▶ Stated task: Keep the pictures out of the copy and print all the entries below exactly.

▶ Stored records:
=-=-=

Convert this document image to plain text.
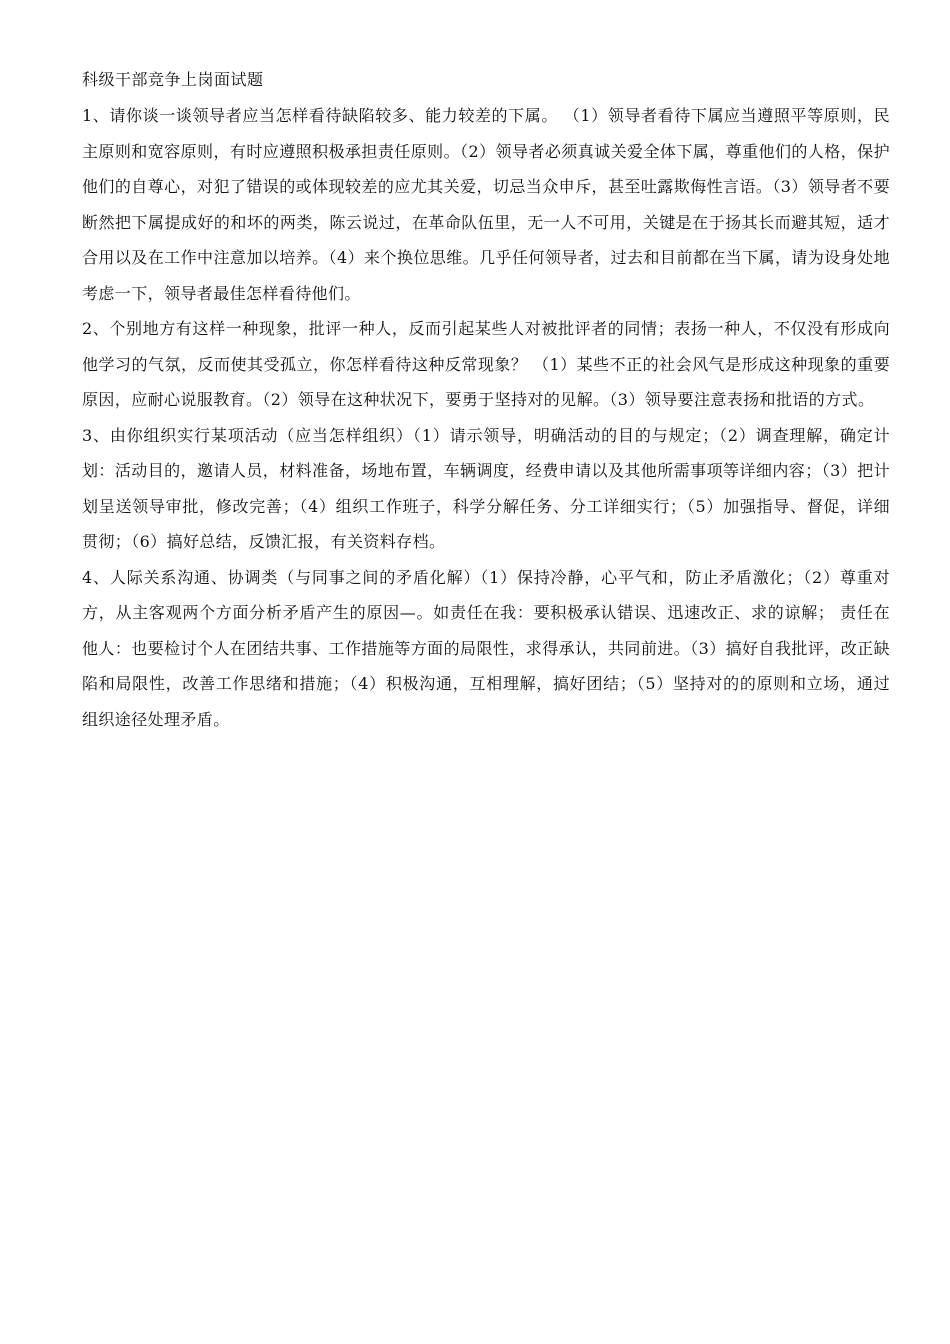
科级干部竞争上岗面试题

1、请你谈一谈领导者应当怎样看待缺陷较多、能力较差的下属。 （1）领导者看待下属应当遵照平等原则，民主原则和宽容原则，有时应遵照积极承担责任原则。（2）领导者必须真诚关爱全体下属，尊重他们的人格，保护他们的自尊心，对犯了错误的或体现较差的应尤其关爱，切忌当众申斥，甚至吐露欺侮性言语。（3）领导者不要断然把下属提成好的和坏的两类，陈云说过，在革命队伍里，无一人不可用，关键是在于扬其长而避其短，适才合用以及在工作中注意加以培养。（4）来个换位思维。几乎任何领导者，过去和目前都在当下属，请为设身处地考虑一下，领导者最佳怎样看待他们。

2、个别地方有这样一种现象，批评一种人，反而引起某些人对被批评者的同情；表扬一种人，不仅没有形成向他学习的气氛，反而使其受孤立，你怎样看待这种反常现象？ （1）某些不正的社会风气是形成这种现象的重要原因，应耐心说服教育。（2）领导在这种状况下，要勇于坚持对的见解。（3）领导要注意表扬和批语的方式。

3、由你组织实行某项活动（应当怎样组织）（1）请示领导，明确活动的目的与规定；（2）调查理解，确定计划：活动目的，邀请人员，材料准备，场地布置，车辆调度，经费申请以及其他所需事项等详细内容；（3）把计划呈送领导审批，修改完善；（4）组织工作班子，科学分解任务、分工详细实行；（5）加强指导、督促，详细贯彻；（6）搞好总结，反馈汇报，有关资料存档。

4、人际关系沟通、协调类（与同事之间的矛盾化解）（1）保持冷静，心平气和，防止矛盾激化；（2）尊重对方，从主客观两个方面分析矛盾产生的原因—。如责任在我：要积极承认错误、迅速改正、求的谅解； 责任在他人：也要检讨个人在团结共事、工作措施等方面的局限性，求得承认，共同前进。（3）搞好自我批评，改正缺陷和局限性，改善工作思绪和措施；（4）积极沟通，互相理解，搞好团结；（5）坚持对的的原则和立场，通过组织途径处理矛盾。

=-=-=

▶ Output of the task:
Convert this document image to plain text.
科级干部竞争上岗面试题

1、请你谈一谈领导者应当怎样看待缺陷较多、能力较差的下属。 （1）领导者看待下属应当遵照平等原则，民主原则和宽容原则，有时应遵照积极承担责任原则。（2）领导者必须真诚关爱全体下属，尊重他们的人格，保护他们的自尊心，对犯了错误的或体现较差的应尤其关爱，切忌当众申斥，甚至吐露欺侮性言语。（3）领导者不要断然把下属提成好的和坏的两类，陈云说过，在革命队伍里，无一人不可用，关键是在于扬其长而避其短，适才合用以及在工作中注意加以培养。（4）来个换位思维。几乎任何领导者，过去和目前都在当下属，请为设身处地考虑一下，领导者最佳怎样看待他们。

2、个别地方有这样一种现象，批评一种人，反而引起某些人对被批评者的同情；表扬一种人，不仅没有形成向他学习的气氛，反而使其受孤立，你怎样看待这种反常现象？ （1）某些不正的社会风气是形成这种现象的重要原因，应耐心说服教育。（2）领导在这种状况下，要勇于坚持对的见解。（3）领导要注意表扬和批语的方式。

3、由你组织实行某项活动（应当怎样组织）（1）请示领导，明确活动的目的与规定；（2）调查理解，确定计划：活动目的，邀请人员，材料准备，场地布置，车辆调度，经费申请以及其他所需事项等详细内容；（3）把计划呈送领导审批，修改完善；（4）组织工作班子，科学分解任务、分工详细实行；（5）加强指导、督促，详细贯彻；（6）搞好总结，反馈汇报，有关资料存档。

4、人际关系沟通、协调类（与同事之间的矛盾化解）（1）保持冷静，心平气和，防止矛盾激化；（2）尊重对方，从主客观两个方面分析矛盾产生的原因—。如责任在我：要积极承认错误、迅速改正、求的谅解； 责任在他人：也要检讨个人在团结共事、工作措施等方面的局限性，求得承认，共同前进。（3）搞好自我批评，改正缺陷和局限性，改善工作思绪和措施；（4）积极沟通，互相理解，搞好团结；（5）坚持对的的原则和立场，通过组织途径处理矛盾。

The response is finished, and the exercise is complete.